» **DATA RECORDS**
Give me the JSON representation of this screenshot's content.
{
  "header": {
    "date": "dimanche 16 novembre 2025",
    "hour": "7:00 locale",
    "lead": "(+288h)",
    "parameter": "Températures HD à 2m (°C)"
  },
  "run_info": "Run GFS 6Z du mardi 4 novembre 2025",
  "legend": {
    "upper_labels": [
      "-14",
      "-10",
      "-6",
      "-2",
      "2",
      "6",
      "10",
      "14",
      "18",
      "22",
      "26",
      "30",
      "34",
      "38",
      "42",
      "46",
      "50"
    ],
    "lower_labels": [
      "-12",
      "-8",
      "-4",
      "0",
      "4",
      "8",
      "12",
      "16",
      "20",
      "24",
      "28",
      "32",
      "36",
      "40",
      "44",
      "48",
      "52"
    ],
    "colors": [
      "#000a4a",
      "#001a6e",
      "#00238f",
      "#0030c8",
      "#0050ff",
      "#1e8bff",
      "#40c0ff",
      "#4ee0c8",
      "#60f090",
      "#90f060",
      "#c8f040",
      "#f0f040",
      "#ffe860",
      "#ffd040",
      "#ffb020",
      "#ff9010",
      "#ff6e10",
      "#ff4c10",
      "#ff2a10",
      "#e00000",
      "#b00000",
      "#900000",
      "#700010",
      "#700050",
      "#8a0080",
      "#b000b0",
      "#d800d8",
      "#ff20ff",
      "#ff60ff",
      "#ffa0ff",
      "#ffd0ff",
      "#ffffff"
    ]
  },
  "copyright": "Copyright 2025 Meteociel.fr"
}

» **GIVEN INSTRUCTION**
Transcribe the data above in full, exactly.

» **OUTPUT OF THE TASK**
Give me the JSON representation of this screenshot's content.
{
  "header": {
    "date": "dimanche 16 novembre 2025",
    "hour": "7:00 locale",
    "lead": "(+288h)",
    "parameter": "Températures HD à 2m (°C)"
  },
  "run_info": "Run GFS 6Z du mardi 4 novembre 2025",
  "legend": {
    "upper_labels": [
      "-14",
      "-10",
      "-6",
      "-2",
      "2",
      "6",
      "10",
      "14",
      "18",
      "22",
      "26",
      "30",
      "34",
      "38",
      "42",
      "46",
      "50"
    ],
    "lower_labels": [
      "-12",
      "-8",
      "-4",
      "0",
      "4",
      "8",
      "12",
      "16",
      "20",
      "24",
      "28",
      "32",
      "36",
      "40",
      "44",
      "48",
      "52"
    ],
    "colors": [
      "#000a4a",
      "#001a6e",
      "#00238f",
      "#0030c8",
      "#0050ff",
      "#1e8bff",
      "#40c0ff",
      "#4ee0c8",
      "#60f090",
      "#90f060",
      "#c8f040",
      "#f0f040",
      "#ffe860",
      "#ffd040",
      "#ffb020",
      "#ff9010",
      "#ff6e10",
      "#ff4c10",
      "#ff2a10",
      "#e00000",
      "#b00000",
      "#900000",
      "#700010",
      "#700050",
      "#8a0080",
      "#b000b0",
      "#d800d8",
      "#ff20ff",
      "#ff60ff",
      "#ffa0ff",
      "#ffd0ff",
      "#ffffff"
    ]
  },
  "copyright": "Copyright 2025 Meteociel.fr"
}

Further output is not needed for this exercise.